Exercise instructions
What you give back must match the data below character for character.

_ _ _

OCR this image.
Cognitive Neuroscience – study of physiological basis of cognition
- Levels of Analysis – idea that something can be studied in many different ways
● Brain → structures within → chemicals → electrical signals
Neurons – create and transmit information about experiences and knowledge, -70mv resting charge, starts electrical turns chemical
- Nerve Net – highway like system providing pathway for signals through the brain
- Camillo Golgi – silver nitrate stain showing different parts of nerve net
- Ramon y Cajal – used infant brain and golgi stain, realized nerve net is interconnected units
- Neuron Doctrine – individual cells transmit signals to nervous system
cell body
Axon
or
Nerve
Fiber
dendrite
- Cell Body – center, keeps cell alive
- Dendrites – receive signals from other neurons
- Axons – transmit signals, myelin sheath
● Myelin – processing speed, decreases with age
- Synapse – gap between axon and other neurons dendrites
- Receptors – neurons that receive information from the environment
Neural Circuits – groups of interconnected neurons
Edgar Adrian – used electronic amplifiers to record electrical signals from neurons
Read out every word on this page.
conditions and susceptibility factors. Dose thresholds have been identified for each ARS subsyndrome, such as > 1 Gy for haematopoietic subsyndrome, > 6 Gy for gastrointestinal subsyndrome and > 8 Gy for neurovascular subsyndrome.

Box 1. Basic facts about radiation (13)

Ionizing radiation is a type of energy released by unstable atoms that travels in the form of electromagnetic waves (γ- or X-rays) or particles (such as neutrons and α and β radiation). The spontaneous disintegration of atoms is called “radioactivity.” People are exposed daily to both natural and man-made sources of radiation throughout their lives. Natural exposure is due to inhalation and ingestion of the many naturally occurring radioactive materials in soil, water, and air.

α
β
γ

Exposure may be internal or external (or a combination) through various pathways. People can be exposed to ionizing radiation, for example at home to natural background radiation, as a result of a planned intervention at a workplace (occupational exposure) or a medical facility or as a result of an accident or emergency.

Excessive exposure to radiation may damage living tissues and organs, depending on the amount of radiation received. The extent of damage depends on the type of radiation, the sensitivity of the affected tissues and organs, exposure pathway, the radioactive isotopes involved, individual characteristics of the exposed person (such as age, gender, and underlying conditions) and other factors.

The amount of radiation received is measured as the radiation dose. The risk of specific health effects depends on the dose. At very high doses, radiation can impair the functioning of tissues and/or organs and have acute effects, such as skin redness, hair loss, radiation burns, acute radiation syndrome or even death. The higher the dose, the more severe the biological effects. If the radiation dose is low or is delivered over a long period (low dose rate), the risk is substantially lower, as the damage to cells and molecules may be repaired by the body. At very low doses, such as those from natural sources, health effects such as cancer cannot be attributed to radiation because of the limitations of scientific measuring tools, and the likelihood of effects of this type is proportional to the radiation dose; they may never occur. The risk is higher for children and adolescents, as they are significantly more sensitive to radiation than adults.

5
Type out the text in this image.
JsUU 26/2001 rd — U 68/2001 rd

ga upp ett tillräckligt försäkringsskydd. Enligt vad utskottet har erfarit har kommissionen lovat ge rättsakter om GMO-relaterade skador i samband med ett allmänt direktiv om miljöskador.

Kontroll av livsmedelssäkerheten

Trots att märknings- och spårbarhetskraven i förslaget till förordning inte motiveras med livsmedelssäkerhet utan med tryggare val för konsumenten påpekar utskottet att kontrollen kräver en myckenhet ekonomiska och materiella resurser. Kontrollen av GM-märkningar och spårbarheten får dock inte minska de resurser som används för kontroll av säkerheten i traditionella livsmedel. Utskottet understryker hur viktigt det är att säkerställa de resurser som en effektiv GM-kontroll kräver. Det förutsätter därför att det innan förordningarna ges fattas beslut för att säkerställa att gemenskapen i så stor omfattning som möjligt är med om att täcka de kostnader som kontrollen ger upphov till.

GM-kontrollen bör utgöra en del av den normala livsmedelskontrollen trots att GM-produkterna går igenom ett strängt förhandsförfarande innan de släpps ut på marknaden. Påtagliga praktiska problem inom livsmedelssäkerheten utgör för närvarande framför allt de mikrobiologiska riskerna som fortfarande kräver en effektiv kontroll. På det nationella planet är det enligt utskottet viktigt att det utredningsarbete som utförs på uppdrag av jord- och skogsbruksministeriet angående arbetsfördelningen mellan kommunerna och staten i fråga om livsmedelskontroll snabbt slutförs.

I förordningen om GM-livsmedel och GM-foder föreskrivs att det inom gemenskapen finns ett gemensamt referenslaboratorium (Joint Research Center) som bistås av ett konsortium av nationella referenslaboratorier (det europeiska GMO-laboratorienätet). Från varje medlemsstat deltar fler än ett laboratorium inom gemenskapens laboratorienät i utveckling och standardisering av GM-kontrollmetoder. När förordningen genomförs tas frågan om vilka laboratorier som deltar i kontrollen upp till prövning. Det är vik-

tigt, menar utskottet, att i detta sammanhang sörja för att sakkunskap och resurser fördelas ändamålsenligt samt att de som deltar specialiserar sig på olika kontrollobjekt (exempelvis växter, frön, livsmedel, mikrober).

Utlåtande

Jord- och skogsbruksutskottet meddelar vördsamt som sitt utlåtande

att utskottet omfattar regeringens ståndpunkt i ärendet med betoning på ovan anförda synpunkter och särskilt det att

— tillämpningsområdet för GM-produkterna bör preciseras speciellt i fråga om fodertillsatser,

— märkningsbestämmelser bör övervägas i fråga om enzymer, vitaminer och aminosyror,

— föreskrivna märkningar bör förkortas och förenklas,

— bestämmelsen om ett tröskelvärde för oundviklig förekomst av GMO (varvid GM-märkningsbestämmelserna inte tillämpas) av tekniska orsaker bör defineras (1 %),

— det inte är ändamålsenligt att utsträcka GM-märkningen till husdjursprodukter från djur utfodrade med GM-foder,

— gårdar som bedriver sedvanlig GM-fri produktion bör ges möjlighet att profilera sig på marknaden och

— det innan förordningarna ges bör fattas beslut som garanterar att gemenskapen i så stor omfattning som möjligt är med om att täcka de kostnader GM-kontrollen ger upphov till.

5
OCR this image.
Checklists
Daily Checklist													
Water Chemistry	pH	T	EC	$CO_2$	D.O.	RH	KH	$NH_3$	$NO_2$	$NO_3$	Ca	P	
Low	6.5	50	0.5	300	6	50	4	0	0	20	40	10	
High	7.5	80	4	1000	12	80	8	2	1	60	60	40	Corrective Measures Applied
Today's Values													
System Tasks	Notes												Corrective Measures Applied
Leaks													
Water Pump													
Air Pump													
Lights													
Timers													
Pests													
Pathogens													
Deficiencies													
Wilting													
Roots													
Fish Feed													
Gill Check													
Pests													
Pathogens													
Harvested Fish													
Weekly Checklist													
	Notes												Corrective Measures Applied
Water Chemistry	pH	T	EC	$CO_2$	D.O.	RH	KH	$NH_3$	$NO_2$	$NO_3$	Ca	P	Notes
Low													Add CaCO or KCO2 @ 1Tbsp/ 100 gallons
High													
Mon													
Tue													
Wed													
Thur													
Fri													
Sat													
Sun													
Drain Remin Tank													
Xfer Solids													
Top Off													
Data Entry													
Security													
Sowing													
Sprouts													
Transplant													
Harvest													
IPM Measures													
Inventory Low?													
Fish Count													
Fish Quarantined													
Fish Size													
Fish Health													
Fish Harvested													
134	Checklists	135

_ _ _

Result of this task
OCR this image.
Cognitive Neuroscience – study of physiological basis of cognition
- Levels of Analysis – idea that something can be studied in many different ways
● Brain → structures within → chemicals → electrical signals
Neurons – create and transmit information about experiences and knowledge, -70mv resting charge, starts electrical turns chemical
- Nerve Net – highway like system providing pathway for signals through the brain
- Camillo Golgi – silver nitrate stain showing different parts of nerve net
- Ramon y Cajal – used infant brain and golgi stain, realized nerve net is interconnected units
- Neuron Doctrine – individual cells transmit signals to nervous system
cell body
Axon
or
Nerve
Fiber
dendrite
- Cell Body – center, keeps cell alive
- Dendrites – receive signals from other neurons
- Axons – transmit signals, myelin sheath
● Myelin – processing speed, decreases with age
- Synapse – gap between axon and other neurons dendrites
- Receptors – neurons that receive information from the environment
Neural Circuits – groups of interconnected neurons
Edgar Adrian – used electronic amplifiers to record electrical signals from neurons
Read out every word on this page.
conditions and susceptibility factors. Dose thresholds have been identified for each ARS subsyndrome, such as > 1 Gy for haematopoietic subsyndrome, > 6 Gy for gastrointestinal subsyndrome and > 8 Gy for neurovascular subsyndrome.

Box 1. Basic facts about radiation (13)

Ionizing radiation is a type of energy released by unstable atoms that travels in the form of electromagnetic waves (γ- or X-rays) or particles (such as neutrons and α and β radiation). The spontaneous disintegration of atoms is called “radioactivity.” People are exposed daily to both natural and man-made sources of radiation throughout their lives. Natural exposure is due to inhalation and ingestion of the many naturally occurring radioactive materials in soil, water, and air.

α
β
γ

Exposure may be internal or external (or a combination) through various pathways. People can be exposed to ionizing radiation, for example at home to natural background radiation, as a result of a planned intervention at a workplace (occupational exposure) or a medical facility or as a result of an accident or emergency.

Excessive exposure to radiation may damage living tissues and organs, depending on the amount of radiation received. The extent of damage depends on the type of radiation, the sensitivity of the affected tissues and organs, exposure pathway, the radioactive isotopes involved, individual characteristics of the exposed person (such as age, gender, and underlying conditions) and other factors.

The amount of radiation received is measured as the radiation dose. The risk of specific health effects depends on the dose. At very high doses, radiation can impair the functioning of tissues and/or organs and have acute effects, such as skin redness, hair loss, radiation burns, acute radiation syndrome or even death. The higher the dose, the more severe the biological effects. If the radiation dose is low or is delivered over a long period (low dose rate), the risk is substantially lower, as the damage to cells and molecules may be repaired by the body. At very low doses, such as those from natural sources, health effects such as cancer cannot be attributed to radiation because of the limitations of scientific measuring tools, and the likelihood of effects of this type is proportional to the radiation dose; they may never occur. The risk is higher for children and adolescents, as they are significantly more sensitive to radiation than adults.

5
Type out the text in this image.
JsUU 26/2001 rd — U 68/2001 rd

ga upp ett tillräckligt försäkringsskydd. Enligt vad utskottet har erfarit har kommissionen lovat ge rättsakter om GMO-relaterade skador i samband med ett allmänt direktiv om miljöskador.

Kontroll av livsmedelssäkerheten

Trots att märknings- och spårbarhetskraven i förslaget till förordning inte motiveras med livsmedelssäkerhet utan med tryggare val för konsumenten påpekar utskottet att kontrollen kräver en myckenhet ekonomiska och materiella resurser. Kontrollen av GM-märkningar och spårbarheten får dock inte minska de resurser som används för kontroll av säkerheten i traditionella livsmedel. Utskottet understryker hur viktigt det är att säkerställa de resurser som en effektiv GM-kontroll kräver. Det förutsätter därför att det innan förordningarna ges fattas beslut för att säkerställa att gemenskapen i så stor omfattning som möjligt är med om att täcka de kostnader som kontrollen ger upphov till.

GM-kontrollen bör utgöra en del av den normala livsmedelskontrollen trots att GM-produkterna går igenom ett strängt förhandsförfarande innan de släpps ut på marknaden. Påtagliga praktiska problem inom livsmedelssäkerheten utgör för närvarande framför allt de mikrobiologiska riskerna som fortfarande kräver en effektiv kontroll. På det nationella planet är det enligt utskottet viktigt att det utredningsarbete som utförs på uppdrag av jord- och skogsbruksministeriet angående arbetsfördelningen mellan kommunerna och staten i fråga om livsmedelskontroll snabbt slutförs.

I förordningen om GM-livsmedel och GM-foder föreskrivs att det inom gemenskapen finns ett gemensamt referenslaboratorium (Joint Research Center) som bistås av ett konsortium av nationella referenslaboratorier (det europeiska GMO-laboratorienätet). Från varje medlemsstat deltar fler än ett laboratorium inom gemenskapens laboratorienät i utveckling och standardisering av GM-kontrollmetoder. När förordningen genomförs tas frågan om vilka laboratorier som deltar i kontrollen upp till prövning. Det är vik-

tigt, menar utskottet, att i detta sammanhang sörja för att sakkunskap och resurser fördelas ändamålsenligt samt att de som deltar specialiserar sig på olika kontrollobjekt (exempelvis växter, frön, livsmedel, mikrober).

Utlåtande

Jord- och skogsbruksutskottet meddelar vördsamt som sitt utlåtande

att utskottet omfattar regeringens ståndpunkt i ärendet med betoning på ovan anförda synpunkter och särskilt det att

— tillämpningsområdet för GM-produkterna bör preciseras speciellt i fråga om fodertillsatser,

— märkningsbestämmelser bör övervägas i fråga om enzymer, vitaminer och aminosyror,

— föreskrivna märkningar bör förkortas och förenklas,

— bestämmelsen om ett tröskelvärde för oundviklig förekomst av GMO (varvid GM-märkningsbestämmelserna inte tillämpas) av tekniska orsaker bör defineras (1 %),

— det inte är ändamålsenligt att utsträcka GM-märkningen till husdjursprodukter från djur utfodrade med GM-foder,

— gårdar som bedriver sedvanlig GM-fri produktion bör ges möjlighet att profilera sig på marknaden och

— det innan förordningarna ges bör fattas beslut som garanterar att gemenskapen i så stor omfattning som möjligt är med om att täcka de kostnader GM-kontrollen ger upphov till.

5
OCR this image.
Checklists
Daily Checklist													
Water Chemistry	pH	T	EC	$CO_2$	D.O.	RH	KH	$NH_3$	$NO_2$	$NO_3$	Ca	P	
Low	6.5	50	0.5	300	6	50	4	0	0	20	40	10	
High	7.5	80	4	1000	12	80	8	2	1	60	60	40	Corrective Measures Applied
Today's Values													
System Tasks	Notes												Corrective Measures Applied
Leaks													
Water Pump													
Air Pump													
Lights													
Timers													
Pests													
Pathogens													
Deficiencies													
Wilting													
Roots													
Fish Feed													
Gill Check													
Pests													
Pathogens													
Harvested Fish													
Weekly Checklist													
	Notes												Corrective Measures Applied
Water Chemistry	pH	T	EC	$CO_2$	D.O.	RH	KH	$NH_3$	$NO_2$	$NO_3$	Ca	P	Notes
Low													Add CaCO or KCO2 @ 1Tbsp/ 100 gallons
High													
Mon													
Tue													
Wed													
Thur													
Fri													
Sat													
Sun													
Drain Remin Tank													
Xfer Solids													
Top Off													
Data Entry													
Security													
Sowing													
Sprouts													
Transplant													
Harvest													
IPM Measures													
Inventory Low?													
Fish Count													
Fish Quarantined													
Fish Size													
Fish Health													
Fish Harvested													
134	Checklists	135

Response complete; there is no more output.